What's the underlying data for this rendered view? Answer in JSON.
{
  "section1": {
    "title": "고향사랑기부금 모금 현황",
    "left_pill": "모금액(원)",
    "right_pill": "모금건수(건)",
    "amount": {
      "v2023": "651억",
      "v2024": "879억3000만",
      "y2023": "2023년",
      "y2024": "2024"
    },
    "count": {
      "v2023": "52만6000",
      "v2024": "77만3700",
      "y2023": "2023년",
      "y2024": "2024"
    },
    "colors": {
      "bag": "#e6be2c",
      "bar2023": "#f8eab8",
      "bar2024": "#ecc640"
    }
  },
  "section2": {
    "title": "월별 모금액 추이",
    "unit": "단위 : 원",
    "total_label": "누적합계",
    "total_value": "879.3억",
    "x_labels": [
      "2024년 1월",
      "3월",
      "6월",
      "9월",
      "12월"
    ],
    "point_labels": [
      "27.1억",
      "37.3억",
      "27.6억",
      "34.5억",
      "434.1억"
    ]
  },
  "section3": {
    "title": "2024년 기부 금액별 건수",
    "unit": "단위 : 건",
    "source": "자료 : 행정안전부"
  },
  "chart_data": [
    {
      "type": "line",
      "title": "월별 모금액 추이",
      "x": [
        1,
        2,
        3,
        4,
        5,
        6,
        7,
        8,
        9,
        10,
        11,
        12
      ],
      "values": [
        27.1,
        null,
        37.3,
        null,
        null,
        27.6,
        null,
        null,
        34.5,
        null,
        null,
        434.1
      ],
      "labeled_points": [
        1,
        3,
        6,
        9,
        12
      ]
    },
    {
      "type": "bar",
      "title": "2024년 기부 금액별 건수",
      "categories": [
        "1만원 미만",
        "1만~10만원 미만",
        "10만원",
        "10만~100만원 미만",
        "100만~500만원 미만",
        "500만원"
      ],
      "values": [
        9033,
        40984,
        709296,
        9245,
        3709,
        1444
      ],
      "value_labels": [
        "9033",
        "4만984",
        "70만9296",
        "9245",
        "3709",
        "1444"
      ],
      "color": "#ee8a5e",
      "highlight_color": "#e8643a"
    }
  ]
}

-- -- --

What you need to do - Write down all the entries again without a single difference.

Output of the exercise -
What's the underlying data for this rendered view? Answer in JSON.
{
  "section1": {
    "title": "고향사랑기부금 모금 현황",
    "left_pill": "모금액(원)",
    "right_pill": "모금건수(건)",
    "amount": {
      "v2023": "651억",
      "v2024": "879억3000만",
      "y2023": "2023년",
      "y2024": "2024"
    },
    "count": {
      "v2023": "52만6000",
      "v2024": "77만3700",
      "y2023": "2023년",
      "y2024": "2024"
    },
    "colors": {
      "bag": "#e6be2c",
      "bar2023": "#f8eab8",
      "bar2024": "#ecc640"
    }
  },
  "section2": {
    "title": "월별 모금액 추이",
    "unit": "단위 : 원",
    "total_label": "누적합계",
    "total_value": "879.3억",
    "x_labels": [
      "2024년 1월",
      "3월",
      "6월",
      "9월",
      "12월"
    ],
    "point_labels": [
      "27.1억",
      "37.3억",
      "27.6억",
      "34.5억",
      "434.1억"
    ]
  },
  "section3": {
    "title": "2024년 기부 금액별 건수",
    "unit": "단위 : 건",
    "source": "자료 : 행정안전부"
  },
  "chart_data": [
    {
      "type": "line",
      "title": "월별 모금액 추이",
      "x": [
        1,
        2,
        3,
        4,
        5,
        6,
        7,
        8,
        9,
        10,
        11,
        12
      ],
      "values": [
        27.1,
        null,
        37.3,
        null,
        null,
        27.6,
        null,
        null,
        34.5,
        null,
        null,
        434.1
      ],
      "labeled_points": [
        1,
        3,
        6,
        9,
        12
      ]
    },
    {
      "type": "bar",
      "title": "2024년 기부 금액별 건수",
      "categories": [
        "1만원 미만",
        "1만~10만원 미만",
        "10만원",
        "10만~100만원 미만",
        "100만~500만원 미만",
        "500만원"
      ],
      "values": [
        9033,
        40984,
        709296,
        9245,
        3709,
        1444
      ],
      "value_labels": [
        "9033",
        "4만984",
        "70만9296",
        "9245",
        "3709",
        "1444"
      ],
      "color": "#ee8a5e",
      "highlight_color": "#e8643a"
    }
  ]
}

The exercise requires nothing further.